Exercise:
Select the lines below containing the word "Folding".

*-*-*

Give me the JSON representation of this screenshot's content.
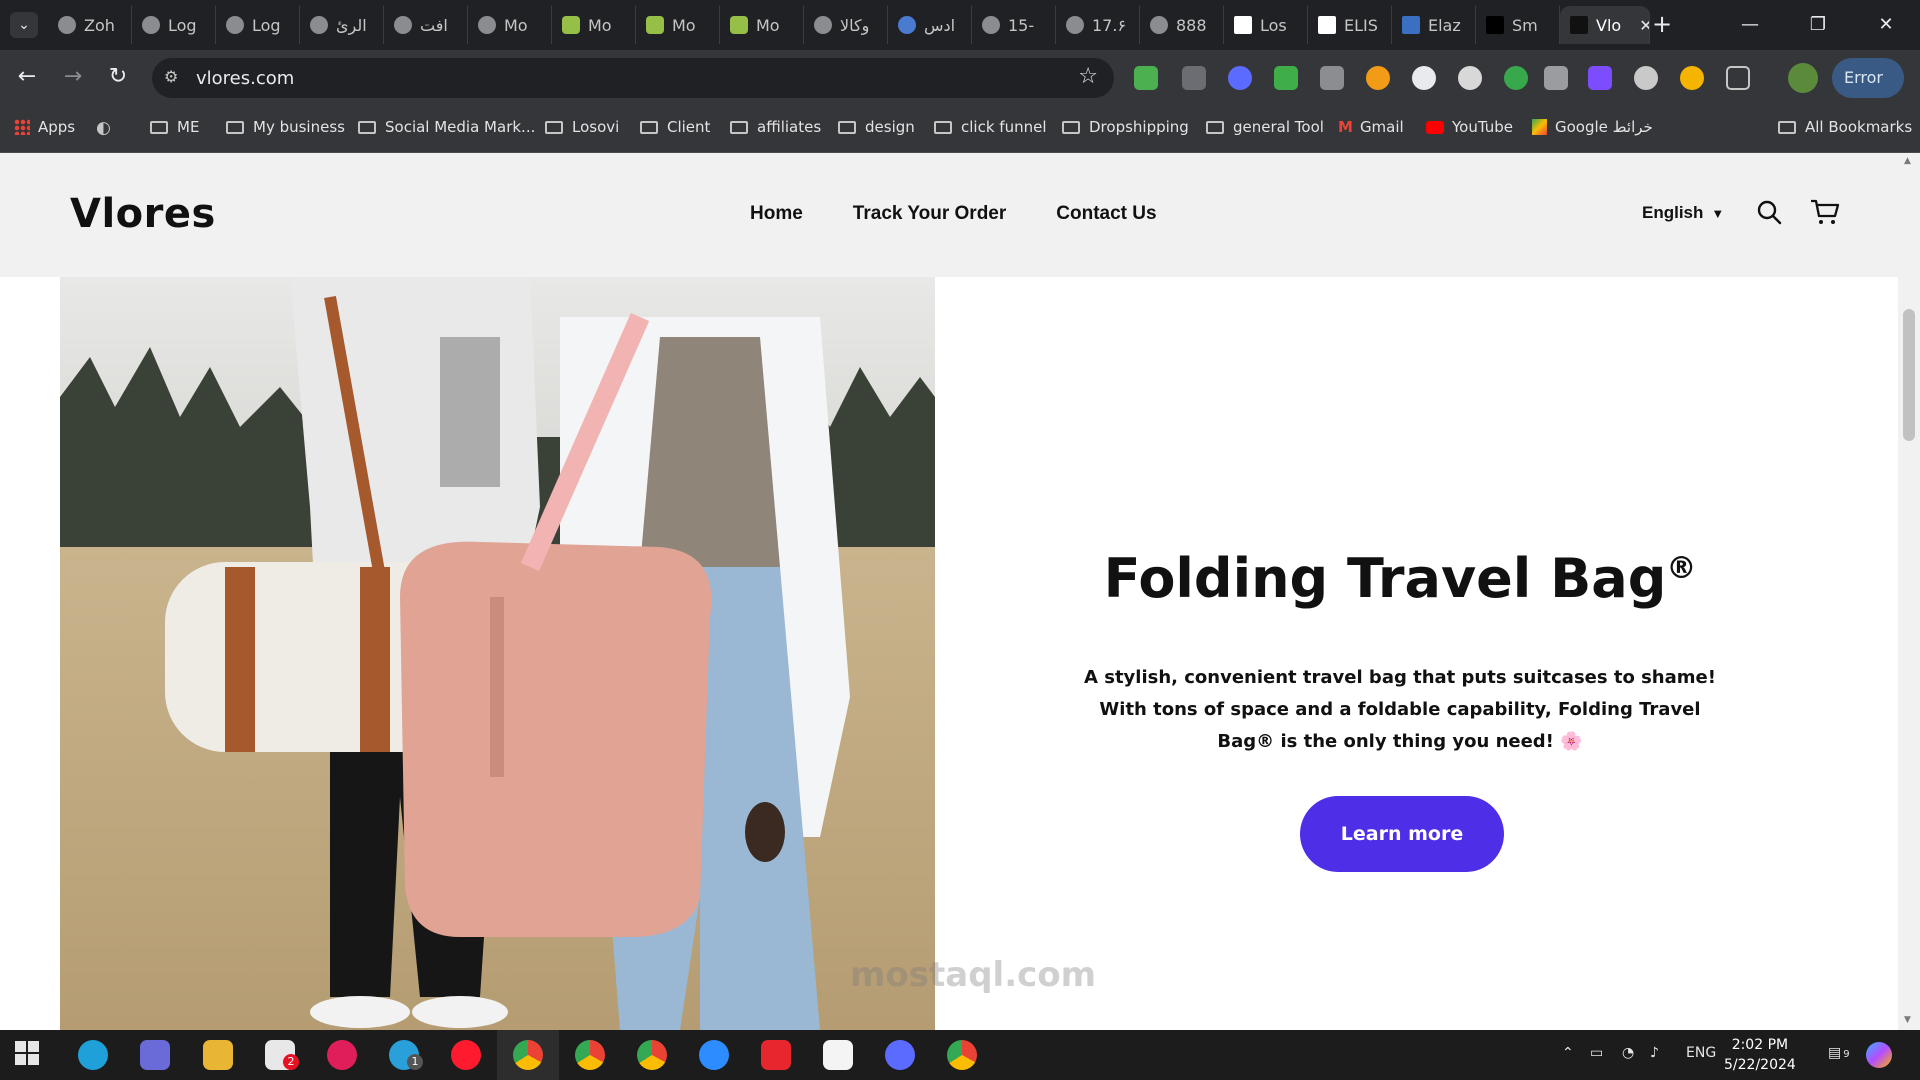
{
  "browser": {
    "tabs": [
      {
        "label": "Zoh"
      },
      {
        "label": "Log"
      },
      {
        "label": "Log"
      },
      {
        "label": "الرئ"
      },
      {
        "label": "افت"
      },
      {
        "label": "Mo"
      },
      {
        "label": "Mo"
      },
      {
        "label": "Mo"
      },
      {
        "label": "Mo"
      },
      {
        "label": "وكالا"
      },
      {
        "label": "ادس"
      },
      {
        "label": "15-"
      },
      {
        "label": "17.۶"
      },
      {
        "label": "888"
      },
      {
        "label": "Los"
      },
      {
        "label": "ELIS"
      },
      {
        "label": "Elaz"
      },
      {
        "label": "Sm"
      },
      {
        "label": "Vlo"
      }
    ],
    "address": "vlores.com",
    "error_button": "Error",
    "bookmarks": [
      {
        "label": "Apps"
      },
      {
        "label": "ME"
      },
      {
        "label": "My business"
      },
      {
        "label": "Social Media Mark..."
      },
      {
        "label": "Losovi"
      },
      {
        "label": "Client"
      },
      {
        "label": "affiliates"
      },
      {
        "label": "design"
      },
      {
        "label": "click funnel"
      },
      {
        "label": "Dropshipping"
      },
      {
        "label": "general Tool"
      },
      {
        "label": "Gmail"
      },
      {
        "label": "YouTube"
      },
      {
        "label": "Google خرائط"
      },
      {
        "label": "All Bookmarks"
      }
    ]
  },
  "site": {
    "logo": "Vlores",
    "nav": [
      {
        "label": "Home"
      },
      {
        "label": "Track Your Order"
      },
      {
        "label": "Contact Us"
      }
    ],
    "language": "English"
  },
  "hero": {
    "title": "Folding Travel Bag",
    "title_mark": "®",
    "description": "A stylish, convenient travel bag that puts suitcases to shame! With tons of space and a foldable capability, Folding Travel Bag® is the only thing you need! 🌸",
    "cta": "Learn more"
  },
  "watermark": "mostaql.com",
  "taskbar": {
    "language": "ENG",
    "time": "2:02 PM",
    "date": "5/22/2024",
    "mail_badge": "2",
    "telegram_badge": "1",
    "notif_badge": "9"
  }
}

*-*-*

Final result:
    "title": "Folding Travel Bag",
    "description": "A stylish, convenient travel bag that puts suitcases to shame! With tons of space and a foldable capability, Folding Travel Bag® is the only thing you need! 🌸",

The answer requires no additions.